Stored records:
* START *

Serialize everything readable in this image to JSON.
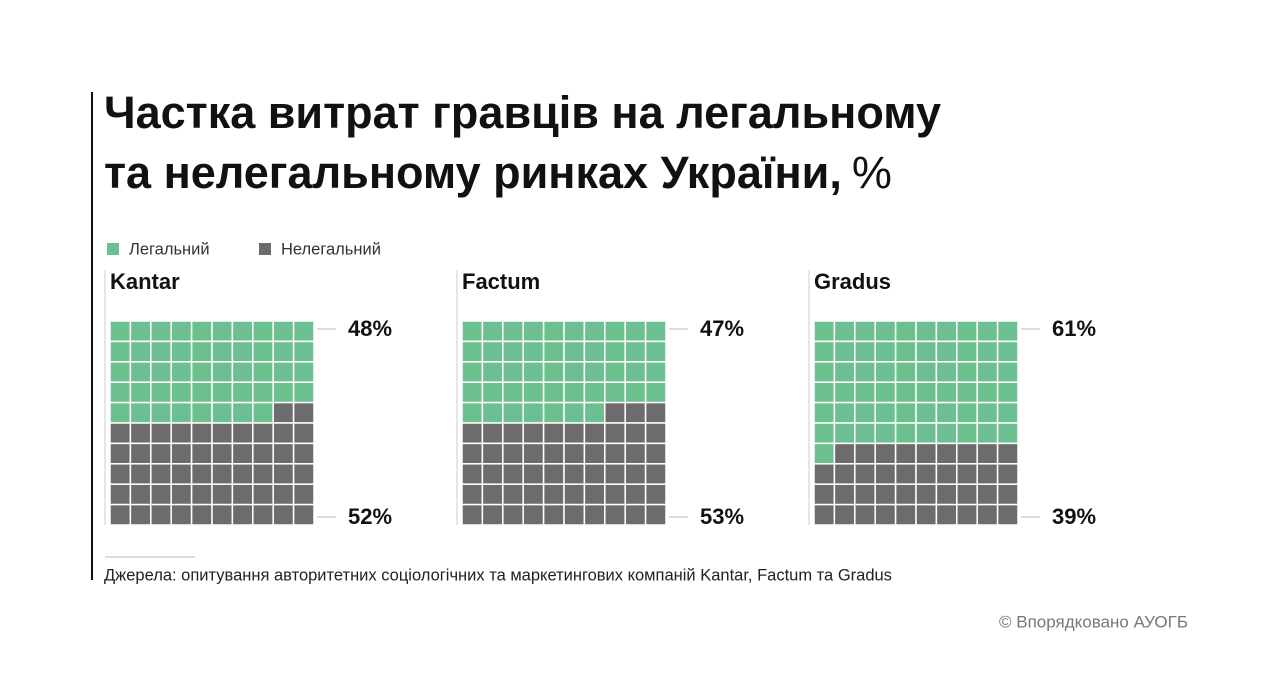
{
  "title": "Частка витрат гравців на легальному",
  "title_line2": "та нелегальному ринках України,",
  "title_unit": "%",
  "source": "Джерела: опитування авторитетних соціологічних та маркетингових компаній Kantar, Factum та Gradus",
  "credit": "© Впорядковано АУОГБ",
  "chart_data": [
    {
      "type": "waffle",
      "title": "Kantar",
      "series": [
        {
          "name": "Легальний",
          "color": "#6cbf8e",
          "values": [
            48
          ],
          "value_labels": [
            "48%"
          ]
        },
        {
          "name": "Нелегальний",
          "color": "#6e6b6c",
          "values": [
            52
          ],
          "value_labels": [
            "52%"
          ]
        }
      ]
    },
    {
      "type": "waffle",
      "title": "Factum",
      "series": [
        {
          "name": "Легальний",
          "color": "#6cbf8e",
          "values": [
            47
          ],
          "value_labels": [
            "47%"
          ]
        },
        {
          "name": "Нелегальний",
          "color": "#6e6b6c",
          "values": [
            53
          ],
          "value_labels": [
            "53%"
          ]
        }
      ]
    },
    {
      "type": "waffle",
      "title": "Gradus",
      "series": [
        {
          "name": "Легальний",
          "color": "#6cbf8e",
          "values": [
            61
          ],
          "value_labels": [
            "61%"
          ]
        },
        {
          "name": "Нелегальний",
          "color": "#6e6b6c",
          "values": [
            39
          ],
          "value_labels": [
            "39%"
          ]
        }
      ]
    }
  ]
}
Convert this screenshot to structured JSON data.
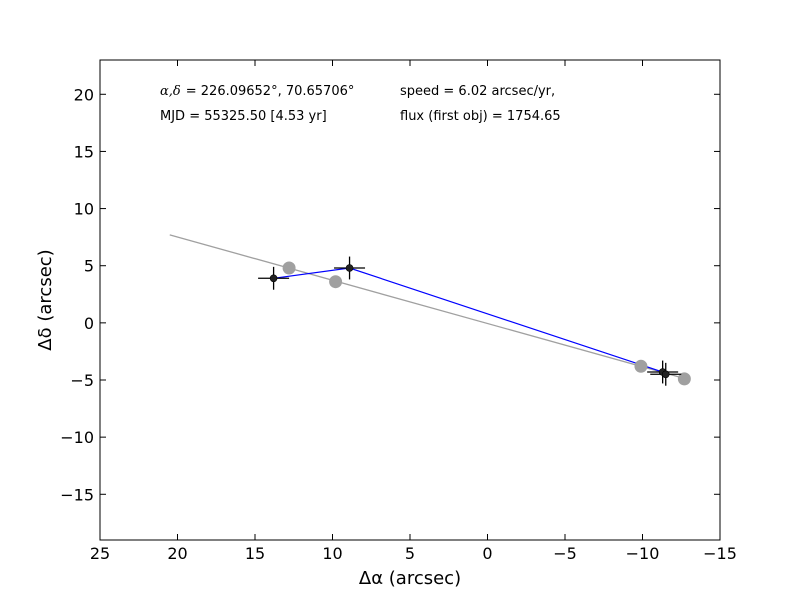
{
  "chart_data": {
    "type": "scatter",
    "xlabel": "Δα (arcsec)",
    "ylabel": "Δδ (arcsec)",
    "xlim": [
      25,
      -15
    ],
    "ylim": [
      -19,
      23
    ],
    "x_ticks": [
      25,
      20,
      15,
      10,
      5,
      0,
      -5,
      -10,
      -15
    ],
    "y_ticks": [
      -15,
      -10,
      -5,
      0,
      5,
      10,
      15,
      20
    ],
    "x_tick_labels": [
      "25",
      "20",
      "15",
      "10",
      "5",
      "0",
      "−5",
      "−10",
      "−15"
    ],
    "y_tick_labels": [
      "−15",
      "−10",
      "−5",
      "0",
      "5",
      "10",
      "15",
      "20"
    ],
    "annotations": {
      "coord_prefix": "α,δ",
      "coord_values": "= 226.09652°, 70.65706°",
      "speed": "speed = 6.02 arcsec/yr,",
      "mjd": "MJD = 55325.50 [4.53 yr]",
      "flux": "flux (first obj) = 1754.65"
    },
    "series": [
      {
        "role": "fit",
        "color": "#a0a0a0",
        "style": "line",
        "x": [
          20.5,
          -12.8
        ],
        "y": [
          7.7,
          -4.9
        ]
      },
      {
        "role": "predicted",
        "color": "#a0a0a0",
        "style": "markers",
        "x": [
          12.8,
          9.8,
          -9.9,
          -12.7
        ],
        "y": [
          4.8,
          3.6,
          -3.8,
          -4.9
        ]
      },
      {
        "role": "observed",
        "color": "#0000ff",
        "marker_color": "#222222",
        "style": "line+markers+errorbars",
        "x": [
          13.8,
          8.9,
          -11.3,
          -11.5
        ],
        "y": [
          3.9,
          4.8,
          -4.3,
          -4.5
        ],
        "xerr": [
          1.0,
          1.0,
          1.0,
          1.0
        ],
        "yerr": [
          1.0,
          1.0,
          1.0,
          1.0
        ]
      }
    ]
  }
}
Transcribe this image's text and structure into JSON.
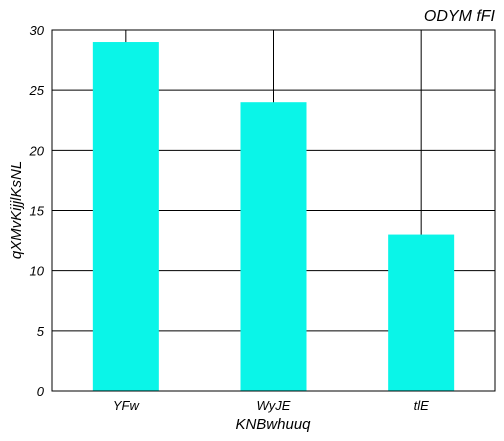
{
  "chart_data": {
    "type": "bar",
    "title": "ODYM fFI",
    "xlabel": "KNBwhuuq",
    "ylabel": "qXMvKijjlKsNL",
    "categories": [
      "YFw",
      "WyJE",
      "tlE"
    ],
    "values": [
      29,
      24,
      13
    ],
    "ylim": [
      0,
      30
    ],
    "yticks": [
      0,
      5,
      10,
      15,
      20,
      25,
      30
    ],
    "grid": true,
    "legend": "none",
    "bar_color": "#0af5e8"
  }
}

* END *

* [WHAT YOU NEED TO DO] Print the lines from the one holding "Transcribe this image's" through the last line of the records, word for word, and omit the pictures.

* [TASK ANSWER]
Transcribe this image's text and structure into JSON.
{
  "chart_data": {
    "type": "bar",
    "title": "ODYM fFI",
    "xlabel": "KNBwhuuq",
    "ylabel": "qXMvKijjlKsNL",
    "categories": [
      "YFw",
      "WyJE",
      "tlE"
    ],
    "values": [
      29,
      24,
      13
    ],
    "ylim": [
      0,
      30
    ],
    "yticks": [
      0,
      5,
      10,
      15,
      20,
      25,
      30
    ],
    "grid": true,
    "legend": "none",
    "bar_color": "#0af5e8"
  }
}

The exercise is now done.